Directions for this task: Each line of the listing that contains the word "katso" is to be copied.

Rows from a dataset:

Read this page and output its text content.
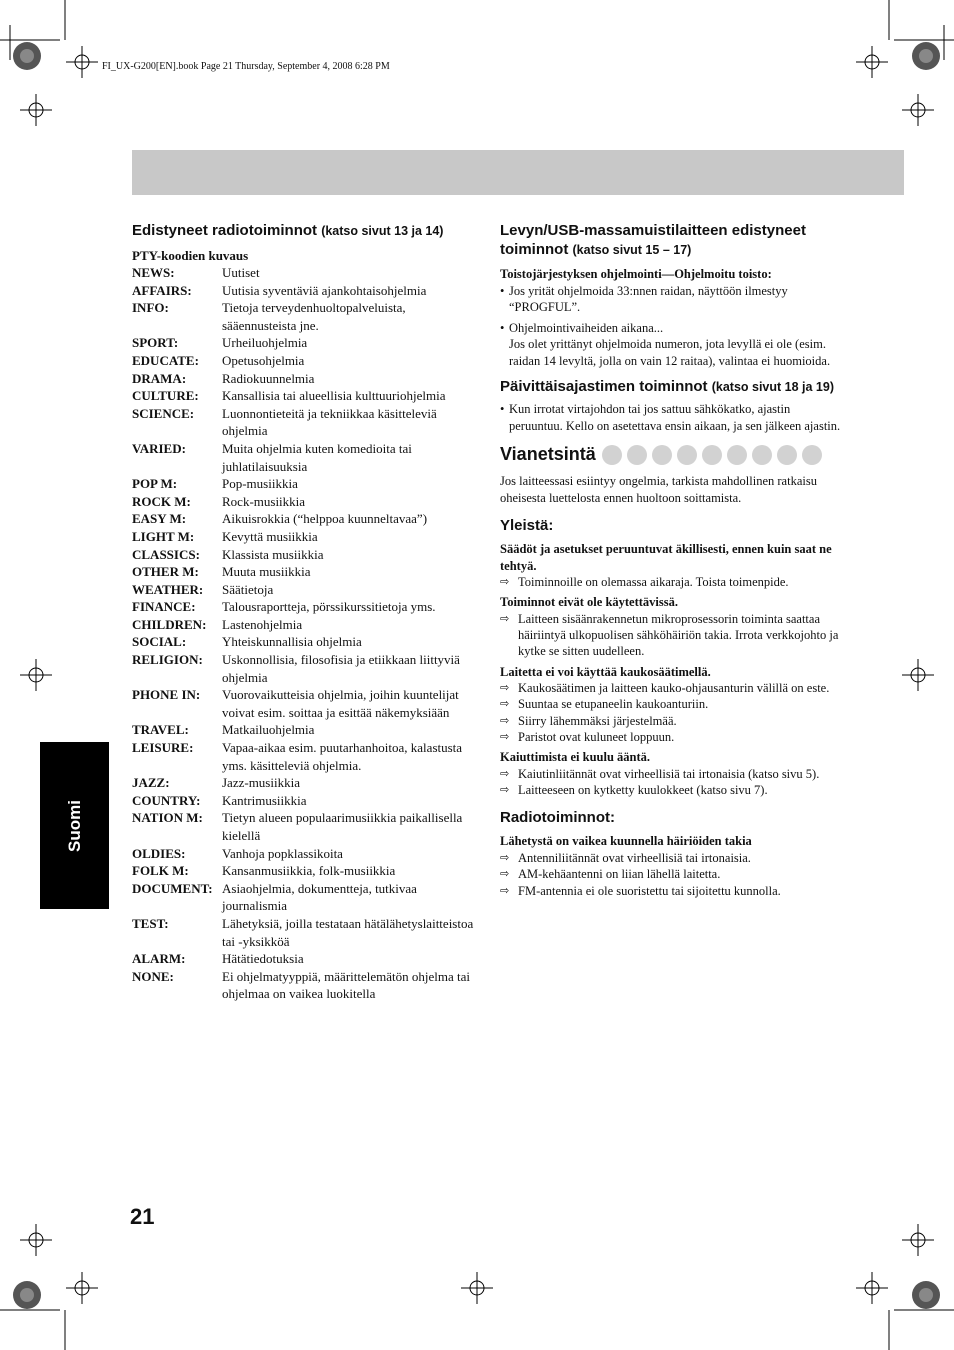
FI_UX-G200[EN].book Page 21 Thursday, September 4, 2008 6:28 PM
Suomi
21
Edistyneet radiotoiminnot (katso sivut 13 ja 14)
PTY-koodien kuvaus
NEWS:	Uutiset
AFFAIRS:	Uutisia syventäviä ajankohtaisohjelmia
INFO:	Tietoja terveydenhuoltopalveluista, sääennusteista jne.
SPORT:	Urheiluohjelmia
EDUCATE:	Opetusohjelmia
DRAMA:	Radiokuunnelmia
CULTURE:	Kansallisia tai alueellisia kulttuuriohjelmia
SCIENCE:	Luonnontieteitä ja tekniikkaa käsitteleviä ohjelmia
VARIED:	Muita ohjelmia kuten komedioita tai juhlatilaisuuksia
POP M:	Pop-musiikkia
ROCK M:	Rock-musiikkia
EASY M:	Aikuisrokkia (“helppoa kuunneltavaa”)
LIGHT M:	Kevyttä musiikkia
CLASSICS:	Klassista musiikkia
OTHER M:	Muuta musiikkia
WEATHER:	Säätietoja
FINANCE:	Talousraportteja, pörssikurssitietoja yms.
CHILDREN:	Lastenohjelmia
SOCIAL:	Yhteiskunnallisia ohjelmia
RELIGION:	Uskonnollisia, filosofisia ja etiikkaan liittyviä ohjelmia
PHONE IN:	Vuorovaikutteisia ohjelmia, joihin kuuntelijat voivat esim. soittaa ja esittää näkemyksiään
TRAVEL:	Matkailuohjelmia
LEISURE:	Vapaa-aikaa esim. puutarhanhoitoa, kalastusta yms. käsitteleviä ohjelmia.
JAZZ:	Jazz-musiikkia
COUNTRY:	Kantrimusiikkia
NATION M:	Tietyn alueen populaarimusiikkia paikallisella kielellä
OLDIES:	Vanhoja popklassikoita
FOLK M:	Kansanmusiikkia, folk-musiikkia
DOCUMENT: Asiaohjelmia, dokumentteja, tutkivaa journalismia
TEST:	Lähetyksiä, joilla testataan hätälähetyslaitteistoa tai -yksikköä
ALARM:	Hätätiedotuksia
NONE:	Ei ohjelmatyyppiä, määrittelemätön ohjelma tai ohjelmaa on vaikea luokitella
Levyn/USB-massamuistilaitteen edistyneet toiminnot (katso sivut 15 – 17)
Toistojärjestyksen ohjelmointi—Ohjelmoitu toisto:
• Jos yrität ohjelmoida 33:nnen raidan, näyttöön ilmestyy “PROGFUL”.
• Ohjelmointivaiheiden aikana...
Jos olet yrittänyt ohjelmoida numeron, jota levyllä ei ole (esim. raidan 14 levyltä, jolla on vain 12 raitaa), valintaa ei huomioida.
Päivittäisajastimen toiminnot (katso sivut 18 ja 19)
• Kun irrotat virtajohdon tai jos sattuu sähkökatko, ajastin peruuntuu. Kello on asetettava ensin aikaan, ja sen jälkeen ajastin.
Vianetsintä
Jos laitteessasi esiintyy ongelmia, tarkista mahdollinen ratkaisu oheisesta luettelosta ennen huoltoon soittamista.
Yleistä:
Säädöt ja asetukset peruuntuvat äkillisesti, ennen kuin saat ne tehtyä.
⇨ Toiminnoille on olemassa aikaraja. Toista toimenpide.
Toiminnot eivät ole käytettävissä.
⇨ Laitteen sisäänrakennetun mikroprosessorin toiminta saattaa häiriintyä ulkopuolisen sähköhäiriön takia. Irrota verkkojohto ja kytke se sitten uudelleen.
Laitetta ei voi käyttää kaukosäätimellä.
⇨ Kaukosäätimen ja laitteen kauko-ohjausanturin välillä on este.
⇨ Suuntaa se etupaneelin kaukoanturiin.
⇨ Siirry lähemmäksi järjestelmää.
⇨ Paristot ovat kuluneet loppuun.
Kaiuttimista ei kuulu ääntä.
⇨ Kaiutinliitännät ovat virheellisiä tai irtonaisia (katso sivu 5).
⇨ Laitteeseen on kytketty kuulokkeet (katso sivu 7).
Radiotoiminnot:
Lähetystä on vaikea kuunnella häiriöiden takia
⇨ Antenniliitännät ovat virheellisiä tai irtonaisia.
⇨ AM-kehäantenni on liian lähellä laitetta.
⇨ FM-antennia ei ole suoristettu tai sijoitettu kunnolla.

Output for this exercise:
Edistyneet radiotoiminnot (katso sivut 13 ja 14)
Levyn/USB-massamuistilaitteen edistyneet toiminnot (katso sivut 15 – 17)
Päivittäisajastimen toiminnot (katso sivut 18 ja 19)
⇨ Kaiutinliitännät ovat virheellisiä tai irtonaisia (katso sivu 5).
⇨ Laitteeseen on kytketty kuulokkeet (katso sivu 7).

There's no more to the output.